Keputusan Mahkamah Konstitusi (MK) tentang hak uji materil soal
Poligami yang menyatakan bahwa hidup berpoligami tidak bertentangan
dengan Konstitusi Negara dan boleh dilakukan dengan sejumlah syarat,
antara lain izin dari isteri pertama dan hakim, menimbulkan polemik
tentang hal yang satu ini kembali.
Di satu sisi, yang berpandangan poligami halal
dilakukan menggugat syarat adanya izin isteri pertama dan hakim
mengingat hal itu tidak disyaratkan oleh Islam. Sedang yang kjedua, yang
menolak adanya poligami berpandangan bahwa diperbolehkannya poligami
hanya akan menambah penderitaan perempuan.
Terlepas dari kontroversi di atas, terlepas dari
kontroversi aneka ayat dan kajian syariah yang biasa dipergunakan
sebagai landasan argumentasi masing-masing pihak, maka ada baiknya kita
menengok kembali perjalanan hidup Rasulullah SAW, seorang manusia
teladan dan terbaik sepanjang zaman. Rasulullah berpoligami, namun pada
situasi dan kondisi yang sangat khusus.
Poligami Rasulullah
Dalam sirah disebutkan, Rasulullah mengakhiri
masa lajangnya di usia 25 tahun dengan mengawini seorang perempuan mulia
bernama Khadijah binti Khuwalid yang saat itu merupakan seorang janda
empat anak dari perkawinan sebelumnya dan telah berusia 40 tahun. Ini
adalah pernikahan yang ditunjuk Allah karena Khadijah merupakan wanita
mulia dan yang pertama memeluk Islam. Dari Rasulullah SAW, Khadijah
mendapat 6 orang anak lagi.

· · · ·

**Soal Latihan A:** Sajikan sebagai daftar bernomor baris-baris catatan dari awal catatan sampai baris yang memuat "staticText: Total — [283, 579, 325, 604]", termasuk kedua ujungnya, tanpa baris kosong.

· · · ·

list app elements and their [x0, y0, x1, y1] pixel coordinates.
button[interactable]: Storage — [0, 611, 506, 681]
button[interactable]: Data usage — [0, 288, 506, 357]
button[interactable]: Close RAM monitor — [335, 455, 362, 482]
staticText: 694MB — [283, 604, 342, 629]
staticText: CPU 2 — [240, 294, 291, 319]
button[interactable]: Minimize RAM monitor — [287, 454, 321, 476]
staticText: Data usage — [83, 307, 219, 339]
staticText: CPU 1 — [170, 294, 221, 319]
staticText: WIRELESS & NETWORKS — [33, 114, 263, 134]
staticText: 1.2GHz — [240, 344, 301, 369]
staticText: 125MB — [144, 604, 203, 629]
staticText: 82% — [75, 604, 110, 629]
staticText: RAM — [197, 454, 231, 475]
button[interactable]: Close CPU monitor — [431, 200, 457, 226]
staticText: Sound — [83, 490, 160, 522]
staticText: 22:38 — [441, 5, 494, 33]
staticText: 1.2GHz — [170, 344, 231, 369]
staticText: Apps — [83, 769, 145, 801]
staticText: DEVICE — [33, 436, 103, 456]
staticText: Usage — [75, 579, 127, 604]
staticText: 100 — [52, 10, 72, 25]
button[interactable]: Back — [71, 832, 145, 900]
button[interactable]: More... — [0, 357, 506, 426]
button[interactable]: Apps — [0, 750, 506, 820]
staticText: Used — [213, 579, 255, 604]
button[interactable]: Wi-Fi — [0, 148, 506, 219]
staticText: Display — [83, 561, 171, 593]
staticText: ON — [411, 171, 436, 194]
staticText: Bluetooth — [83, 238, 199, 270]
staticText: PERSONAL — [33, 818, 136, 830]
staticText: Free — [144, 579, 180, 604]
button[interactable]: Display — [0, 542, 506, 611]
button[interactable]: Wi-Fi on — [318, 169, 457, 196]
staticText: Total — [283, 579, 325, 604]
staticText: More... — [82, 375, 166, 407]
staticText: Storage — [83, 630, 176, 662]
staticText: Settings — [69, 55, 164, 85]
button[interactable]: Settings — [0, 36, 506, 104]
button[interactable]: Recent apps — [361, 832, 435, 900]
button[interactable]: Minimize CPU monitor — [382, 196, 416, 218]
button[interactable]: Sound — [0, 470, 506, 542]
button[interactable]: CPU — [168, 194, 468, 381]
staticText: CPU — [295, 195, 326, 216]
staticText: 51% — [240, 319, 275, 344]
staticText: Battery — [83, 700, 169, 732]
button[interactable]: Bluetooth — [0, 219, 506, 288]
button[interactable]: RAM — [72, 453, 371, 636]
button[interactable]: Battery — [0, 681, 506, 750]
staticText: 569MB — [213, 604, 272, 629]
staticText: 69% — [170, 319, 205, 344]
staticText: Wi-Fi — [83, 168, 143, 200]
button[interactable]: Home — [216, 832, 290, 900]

· · · ·

**Soal Latihan B:** Cetak bagian teks tentang poligami dari "Terlepas dari kontroversi" sampai "yang sangat khusus.", termasuk kedua ujungnya, tanpa perubahan apa pun.

**Jawaban Lengkap A:**
1. list app elements and their [x0, y0, x1, y1] pixel coordinates.
2. button[interactable]: Storage — [0, 611, 506, 681]
3. button[interactable]: Data usage — [0, 288, 506, 357]
4. button[interactable]: Close RAM monitor — [335, 455, 362, 482]
5. staticText: 694MB — [283, 604, 342, 629]
6. staticText: CPU 2 — [240, 294, 291, 319]
7. button[interactable]: Minimize RAM monitor — [287, 454, 321, 476]
8. staticText: Data usage — [83, 307, 219, 339]
9. staticText: CPU 1 — [170, 294, 221, 319]
10. staticText: WIRELESS & NETWORKS — [33, 114, 263, 134]
11. staticText: 1.2GHz — [240, 344, 301, 369]
12. staticText: 125MB — [144, 604, 203, 629]
13. staticText: 82% — [75, 604, 110, 629]
14. staticText: RAM — [197, 454, 231, 475]
15. button[interactable]: Close CPU monitor — [431, 200, 457, 226]
16. staticText: Sound — [83, 490, 160, 522]
17. staticText: 22:38 — [441, 5, 494, 33]
18. staticText: 1.2GHz — [170, 344, 231, 369]
19. staticText: Apps — [83, 769, 145, 801]
20. staticText: DEVICE — [33, 436, 103, 456]
21. staticText: Usage — [75, 579, 127, 604]
22. staticText: 100 — [52, 10, 72, 25]
23. button[interactable]: Back — [71, 832, 145, 900]
24. button[interactable]: More... — [0, 357, 506, 426]
25. button[interactable]: Apps — [0, 750, 506, 820]
26. staticText: Used — [213, 579, 255, 604]
27. button[interactable]: Wi-Fi — [0, 148, 506, 219]
28. staticText: Display — [83, 561, 171, 593]
29. staticText: ON — [411, 171, 436, 194]
30. staticText: Bluetooth — [83, 238, 199, 270]
31. staticText: PERSONAL — [33, 818, 136, 830]
32. staticText: Free — [144, 579, 180, 604]
33. button[interactable]: Display — [0, 542, 506, 611]
34. button[interactable]: Wi-Fi on — [318, 169, 457, 196]
35. staticText: Total — [283, 579, 325, 604]

**Jawaban Lengkap B:**
Terlepas dari kontroversi di atas, terlepas dari
kontroversi aneka ayat dan kajian syariah yang biasa dipergunakan
sebagai landasan argumentasi masing-masing pihak, maka ada baiknya kita
menengok kembali perjalanan hidup Rasulullah SAW, seorang manusia
teladan dan terbaik sepanjang zaman. Rasulullah berpoligami, namun pada
situasi dan kondisi yang sangat khusus.